OBJECTIVE:
Search the data below for "JSON"; list each line that holds it.

Dataset items:
+ + +
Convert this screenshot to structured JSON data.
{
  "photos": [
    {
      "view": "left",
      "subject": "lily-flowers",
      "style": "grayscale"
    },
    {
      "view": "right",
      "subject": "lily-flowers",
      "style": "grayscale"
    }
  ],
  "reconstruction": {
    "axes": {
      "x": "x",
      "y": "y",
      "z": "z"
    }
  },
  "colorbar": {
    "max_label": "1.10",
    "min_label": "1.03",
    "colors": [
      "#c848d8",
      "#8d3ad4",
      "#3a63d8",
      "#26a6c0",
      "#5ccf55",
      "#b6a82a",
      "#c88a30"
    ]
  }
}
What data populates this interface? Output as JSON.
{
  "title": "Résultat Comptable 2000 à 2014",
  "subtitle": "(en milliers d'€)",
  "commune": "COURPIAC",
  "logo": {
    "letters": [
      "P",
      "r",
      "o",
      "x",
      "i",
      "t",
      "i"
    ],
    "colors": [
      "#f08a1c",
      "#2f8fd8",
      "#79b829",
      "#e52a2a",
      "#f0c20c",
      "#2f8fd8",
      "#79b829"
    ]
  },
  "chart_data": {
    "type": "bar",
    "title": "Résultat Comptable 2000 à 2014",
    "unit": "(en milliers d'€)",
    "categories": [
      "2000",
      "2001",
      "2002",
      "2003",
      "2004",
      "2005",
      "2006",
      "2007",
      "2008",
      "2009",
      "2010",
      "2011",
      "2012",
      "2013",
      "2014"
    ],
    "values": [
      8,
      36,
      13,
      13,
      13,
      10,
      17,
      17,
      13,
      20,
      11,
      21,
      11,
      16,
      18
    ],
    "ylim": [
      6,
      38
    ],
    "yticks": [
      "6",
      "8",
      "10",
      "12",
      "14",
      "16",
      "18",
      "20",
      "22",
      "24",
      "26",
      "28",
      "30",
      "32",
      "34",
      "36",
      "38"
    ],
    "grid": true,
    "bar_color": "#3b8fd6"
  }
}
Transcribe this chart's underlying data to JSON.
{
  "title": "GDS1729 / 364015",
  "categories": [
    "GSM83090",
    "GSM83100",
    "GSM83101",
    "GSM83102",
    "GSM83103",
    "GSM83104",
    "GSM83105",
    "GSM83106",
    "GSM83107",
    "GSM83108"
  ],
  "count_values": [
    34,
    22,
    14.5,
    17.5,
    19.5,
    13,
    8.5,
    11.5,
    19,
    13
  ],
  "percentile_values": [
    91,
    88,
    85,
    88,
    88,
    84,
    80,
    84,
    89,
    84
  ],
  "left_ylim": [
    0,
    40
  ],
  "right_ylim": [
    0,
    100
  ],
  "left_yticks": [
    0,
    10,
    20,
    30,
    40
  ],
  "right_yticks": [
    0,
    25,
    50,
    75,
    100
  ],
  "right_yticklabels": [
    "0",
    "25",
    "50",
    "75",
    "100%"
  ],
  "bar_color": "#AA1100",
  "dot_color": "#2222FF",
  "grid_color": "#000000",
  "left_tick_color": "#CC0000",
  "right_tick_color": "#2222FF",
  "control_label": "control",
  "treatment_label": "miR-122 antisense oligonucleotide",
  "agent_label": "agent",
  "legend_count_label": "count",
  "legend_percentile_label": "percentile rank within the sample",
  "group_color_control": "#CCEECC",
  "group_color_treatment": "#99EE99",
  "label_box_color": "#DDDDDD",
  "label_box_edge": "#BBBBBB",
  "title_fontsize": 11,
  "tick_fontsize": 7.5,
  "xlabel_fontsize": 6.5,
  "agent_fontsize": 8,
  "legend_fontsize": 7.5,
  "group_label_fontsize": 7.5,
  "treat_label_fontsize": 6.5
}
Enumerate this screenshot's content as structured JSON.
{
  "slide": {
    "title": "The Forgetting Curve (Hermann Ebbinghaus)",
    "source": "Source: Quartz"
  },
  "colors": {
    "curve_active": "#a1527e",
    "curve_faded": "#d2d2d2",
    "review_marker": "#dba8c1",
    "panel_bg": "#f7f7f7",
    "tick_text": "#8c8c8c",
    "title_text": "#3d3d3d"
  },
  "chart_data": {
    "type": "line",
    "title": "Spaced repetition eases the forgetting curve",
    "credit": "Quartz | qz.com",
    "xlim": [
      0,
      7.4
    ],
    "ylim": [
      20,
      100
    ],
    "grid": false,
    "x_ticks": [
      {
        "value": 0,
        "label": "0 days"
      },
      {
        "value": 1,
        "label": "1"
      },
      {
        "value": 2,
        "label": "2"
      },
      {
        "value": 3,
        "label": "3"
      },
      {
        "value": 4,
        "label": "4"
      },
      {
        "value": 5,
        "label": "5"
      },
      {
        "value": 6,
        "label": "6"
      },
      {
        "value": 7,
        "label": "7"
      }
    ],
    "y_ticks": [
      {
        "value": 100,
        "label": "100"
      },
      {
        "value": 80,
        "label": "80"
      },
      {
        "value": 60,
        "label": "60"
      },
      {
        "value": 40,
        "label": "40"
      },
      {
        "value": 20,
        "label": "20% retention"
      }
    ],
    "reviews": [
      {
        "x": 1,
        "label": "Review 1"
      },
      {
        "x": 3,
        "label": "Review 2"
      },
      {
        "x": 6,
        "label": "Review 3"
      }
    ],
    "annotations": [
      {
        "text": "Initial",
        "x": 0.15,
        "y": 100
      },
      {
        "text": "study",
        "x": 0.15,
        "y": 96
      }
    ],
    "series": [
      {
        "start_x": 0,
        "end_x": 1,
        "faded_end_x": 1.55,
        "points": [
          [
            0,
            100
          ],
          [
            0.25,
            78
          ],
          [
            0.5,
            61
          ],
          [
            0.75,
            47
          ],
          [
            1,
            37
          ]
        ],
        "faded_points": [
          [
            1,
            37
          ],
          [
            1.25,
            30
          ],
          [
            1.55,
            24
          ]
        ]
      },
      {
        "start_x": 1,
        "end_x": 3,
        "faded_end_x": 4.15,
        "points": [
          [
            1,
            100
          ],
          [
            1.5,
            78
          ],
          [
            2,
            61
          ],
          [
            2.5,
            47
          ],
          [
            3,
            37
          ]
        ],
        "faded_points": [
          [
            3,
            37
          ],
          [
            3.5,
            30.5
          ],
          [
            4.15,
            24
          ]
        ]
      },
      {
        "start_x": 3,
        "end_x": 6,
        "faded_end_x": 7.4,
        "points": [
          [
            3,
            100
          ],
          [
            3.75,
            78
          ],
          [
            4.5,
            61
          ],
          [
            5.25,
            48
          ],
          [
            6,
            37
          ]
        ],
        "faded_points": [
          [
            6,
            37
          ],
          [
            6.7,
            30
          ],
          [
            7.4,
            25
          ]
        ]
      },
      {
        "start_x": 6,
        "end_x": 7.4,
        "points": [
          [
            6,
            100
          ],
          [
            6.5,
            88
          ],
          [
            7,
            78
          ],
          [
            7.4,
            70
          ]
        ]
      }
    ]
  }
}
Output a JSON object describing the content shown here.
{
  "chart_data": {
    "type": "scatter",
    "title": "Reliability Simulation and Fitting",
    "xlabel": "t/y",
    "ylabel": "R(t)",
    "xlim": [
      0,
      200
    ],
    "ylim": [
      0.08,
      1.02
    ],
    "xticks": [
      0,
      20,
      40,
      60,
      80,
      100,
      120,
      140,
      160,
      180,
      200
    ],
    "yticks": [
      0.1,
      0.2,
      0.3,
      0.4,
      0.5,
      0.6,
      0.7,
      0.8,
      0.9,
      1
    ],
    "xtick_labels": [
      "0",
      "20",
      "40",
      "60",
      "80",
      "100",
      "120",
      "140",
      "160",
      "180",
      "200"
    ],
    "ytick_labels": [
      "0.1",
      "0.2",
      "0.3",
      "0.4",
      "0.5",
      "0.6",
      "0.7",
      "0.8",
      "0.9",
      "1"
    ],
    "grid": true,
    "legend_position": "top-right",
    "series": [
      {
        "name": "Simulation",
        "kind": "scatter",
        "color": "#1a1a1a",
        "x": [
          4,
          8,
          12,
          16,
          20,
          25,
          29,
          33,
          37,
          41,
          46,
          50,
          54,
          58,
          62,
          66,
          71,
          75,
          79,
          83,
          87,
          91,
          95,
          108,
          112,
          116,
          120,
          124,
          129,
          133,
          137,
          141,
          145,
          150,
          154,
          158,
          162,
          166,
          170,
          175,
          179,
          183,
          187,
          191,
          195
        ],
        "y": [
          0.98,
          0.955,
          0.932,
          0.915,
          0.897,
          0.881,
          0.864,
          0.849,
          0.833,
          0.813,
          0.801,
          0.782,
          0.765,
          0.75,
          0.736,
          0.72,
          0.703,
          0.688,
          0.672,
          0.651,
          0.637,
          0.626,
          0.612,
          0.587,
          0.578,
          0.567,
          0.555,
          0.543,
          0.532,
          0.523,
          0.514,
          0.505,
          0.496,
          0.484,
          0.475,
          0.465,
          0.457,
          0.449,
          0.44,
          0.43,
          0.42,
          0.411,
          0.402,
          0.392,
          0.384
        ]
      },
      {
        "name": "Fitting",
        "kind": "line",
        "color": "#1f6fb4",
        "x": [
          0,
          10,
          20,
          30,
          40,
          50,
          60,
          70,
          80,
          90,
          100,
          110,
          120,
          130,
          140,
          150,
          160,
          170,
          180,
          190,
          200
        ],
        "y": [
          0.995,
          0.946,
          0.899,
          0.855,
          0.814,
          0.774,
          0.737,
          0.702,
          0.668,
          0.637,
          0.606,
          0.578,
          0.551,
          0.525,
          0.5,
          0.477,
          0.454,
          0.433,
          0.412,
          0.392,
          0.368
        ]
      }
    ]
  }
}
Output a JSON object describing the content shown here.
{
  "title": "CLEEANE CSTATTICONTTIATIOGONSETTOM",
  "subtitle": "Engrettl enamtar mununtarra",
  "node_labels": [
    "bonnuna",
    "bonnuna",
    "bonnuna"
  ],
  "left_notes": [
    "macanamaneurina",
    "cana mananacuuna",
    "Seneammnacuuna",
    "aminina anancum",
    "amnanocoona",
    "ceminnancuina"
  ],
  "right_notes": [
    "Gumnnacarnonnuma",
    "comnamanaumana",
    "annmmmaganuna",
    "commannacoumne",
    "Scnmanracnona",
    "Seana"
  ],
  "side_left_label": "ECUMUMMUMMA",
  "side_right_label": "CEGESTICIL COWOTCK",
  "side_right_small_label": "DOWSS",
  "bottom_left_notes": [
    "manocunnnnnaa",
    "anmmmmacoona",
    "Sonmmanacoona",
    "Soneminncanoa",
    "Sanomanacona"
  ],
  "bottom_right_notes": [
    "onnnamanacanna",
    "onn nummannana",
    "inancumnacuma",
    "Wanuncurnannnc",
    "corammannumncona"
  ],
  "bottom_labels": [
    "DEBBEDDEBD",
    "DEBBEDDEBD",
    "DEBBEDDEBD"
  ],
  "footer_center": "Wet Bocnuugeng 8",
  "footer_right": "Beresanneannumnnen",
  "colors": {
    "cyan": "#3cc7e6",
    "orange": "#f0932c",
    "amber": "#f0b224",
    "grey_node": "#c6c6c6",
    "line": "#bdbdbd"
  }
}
+ + +
OUTPUT:
Convert this screenshot to structured JSON data.
What data populates this interface? Output as JSON.
Transcribe this chart's underlying data to JSON.
Enumerate this screenshot's content as structured JSON.
Output a JSON object describing the content shown here.
Output a JSON object describing the content shown here.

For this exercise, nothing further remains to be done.